start

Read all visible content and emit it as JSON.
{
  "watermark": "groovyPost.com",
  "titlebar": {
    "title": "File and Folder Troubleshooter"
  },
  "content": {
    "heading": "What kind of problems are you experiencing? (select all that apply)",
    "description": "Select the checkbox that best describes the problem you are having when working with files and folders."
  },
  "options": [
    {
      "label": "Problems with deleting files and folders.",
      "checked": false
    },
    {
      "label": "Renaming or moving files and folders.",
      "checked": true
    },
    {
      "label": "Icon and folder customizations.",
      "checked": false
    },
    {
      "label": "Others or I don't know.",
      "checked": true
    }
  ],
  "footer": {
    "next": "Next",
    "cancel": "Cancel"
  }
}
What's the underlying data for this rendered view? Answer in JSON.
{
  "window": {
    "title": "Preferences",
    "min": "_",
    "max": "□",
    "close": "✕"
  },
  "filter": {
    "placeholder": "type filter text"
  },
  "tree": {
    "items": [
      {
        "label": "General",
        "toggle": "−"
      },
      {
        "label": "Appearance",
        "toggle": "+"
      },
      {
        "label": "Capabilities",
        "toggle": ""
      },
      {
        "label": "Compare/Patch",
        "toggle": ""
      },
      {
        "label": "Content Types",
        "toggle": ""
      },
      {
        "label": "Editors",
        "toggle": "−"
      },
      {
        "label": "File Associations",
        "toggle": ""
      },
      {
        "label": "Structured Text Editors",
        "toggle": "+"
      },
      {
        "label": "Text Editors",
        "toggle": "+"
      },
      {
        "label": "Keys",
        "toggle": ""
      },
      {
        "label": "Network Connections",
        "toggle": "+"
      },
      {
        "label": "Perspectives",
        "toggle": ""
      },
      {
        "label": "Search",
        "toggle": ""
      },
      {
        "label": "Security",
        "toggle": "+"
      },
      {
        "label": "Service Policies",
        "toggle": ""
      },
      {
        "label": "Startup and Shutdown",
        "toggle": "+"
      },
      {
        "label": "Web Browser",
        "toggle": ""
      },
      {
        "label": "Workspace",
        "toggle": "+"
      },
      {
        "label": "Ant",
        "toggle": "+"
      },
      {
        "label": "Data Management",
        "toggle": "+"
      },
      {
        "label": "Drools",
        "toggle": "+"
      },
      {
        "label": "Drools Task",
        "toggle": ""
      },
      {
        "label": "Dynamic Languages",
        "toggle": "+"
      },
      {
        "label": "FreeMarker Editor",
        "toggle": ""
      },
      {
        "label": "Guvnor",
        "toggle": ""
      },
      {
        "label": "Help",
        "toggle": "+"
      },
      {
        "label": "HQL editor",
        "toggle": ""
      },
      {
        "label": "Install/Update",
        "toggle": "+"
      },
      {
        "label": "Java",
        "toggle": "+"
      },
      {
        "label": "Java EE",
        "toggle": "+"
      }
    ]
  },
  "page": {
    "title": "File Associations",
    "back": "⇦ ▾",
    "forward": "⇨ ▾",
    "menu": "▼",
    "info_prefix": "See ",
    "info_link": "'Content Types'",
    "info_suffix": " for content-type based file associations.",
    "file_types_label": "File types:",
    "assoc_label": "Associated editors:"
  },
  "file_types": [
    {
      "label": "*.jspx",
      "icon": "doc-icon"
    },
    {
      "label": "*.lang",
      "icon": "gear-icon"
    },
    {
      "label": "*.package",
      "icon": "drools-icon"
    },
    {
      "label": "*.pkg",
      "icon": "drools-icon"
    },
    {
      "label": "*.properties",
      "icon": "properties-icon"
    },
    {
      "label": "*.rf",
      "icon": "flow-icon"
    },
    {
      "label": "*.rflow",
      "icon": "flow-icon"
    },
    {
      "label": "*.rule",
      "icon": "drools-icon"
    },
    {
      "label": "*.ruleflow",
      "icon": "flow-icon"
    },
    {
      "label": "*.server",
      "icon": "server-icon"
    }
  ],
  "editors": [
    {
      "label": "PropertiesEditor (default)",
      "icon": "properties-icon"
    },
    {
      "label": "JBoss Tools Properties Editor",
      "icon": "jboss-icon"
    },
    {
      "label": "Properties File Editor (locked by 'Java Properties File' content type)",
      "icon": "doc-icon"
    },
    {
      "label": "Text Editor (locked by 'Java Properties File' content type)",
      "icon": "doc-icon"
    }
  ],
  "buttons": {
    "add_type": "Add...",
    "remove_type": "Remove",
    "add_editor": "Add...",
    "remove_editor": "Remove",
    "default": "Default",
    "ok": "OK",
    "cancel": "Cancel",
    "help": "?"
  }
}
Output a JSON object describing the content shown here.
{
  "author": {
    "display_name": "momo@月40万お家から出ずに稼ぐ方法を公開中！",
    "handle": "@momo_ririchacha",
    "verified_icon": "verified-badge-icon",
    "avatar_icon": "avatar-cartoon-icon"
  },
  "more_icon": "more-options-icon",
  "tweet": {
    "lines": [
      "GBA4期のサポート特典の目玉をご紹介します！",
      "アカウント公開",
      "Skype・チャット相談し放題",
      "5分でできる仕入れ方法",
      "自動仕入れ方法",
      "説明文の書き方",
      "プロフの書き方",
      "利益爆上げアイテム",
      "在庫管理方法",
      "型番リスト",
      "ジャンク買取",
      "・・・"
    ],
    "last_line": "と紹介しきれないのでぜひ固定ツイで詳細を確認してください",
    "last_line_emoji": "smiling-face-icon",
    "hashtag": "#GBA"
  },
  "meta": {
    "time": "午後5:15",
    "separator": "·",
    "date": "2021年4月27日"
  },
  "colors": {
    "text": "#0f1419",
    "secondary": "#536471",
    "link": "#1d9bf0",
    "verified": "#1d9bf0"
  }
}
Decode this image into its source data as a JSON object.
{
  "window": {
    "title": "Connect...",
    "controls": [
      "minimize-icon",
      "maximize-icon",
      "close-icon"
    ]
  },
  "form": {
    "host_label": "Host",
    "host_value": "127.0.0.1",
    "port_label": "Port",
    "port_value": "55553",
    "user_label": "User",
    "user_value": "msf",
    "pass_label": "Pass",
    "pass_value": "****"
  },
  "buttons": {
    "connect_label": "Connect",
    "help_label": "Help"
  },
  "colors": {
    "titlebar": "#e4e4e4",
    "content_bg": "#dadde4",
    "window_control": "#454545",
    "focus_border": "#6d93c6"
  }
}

end

The exercise
Report all lines of the data that include the word "What".

Task solution
    "heading": "What kind of problems are you experiencing? (select all that apply)",
What's the underlying data for this rendered view? Answer in JSON.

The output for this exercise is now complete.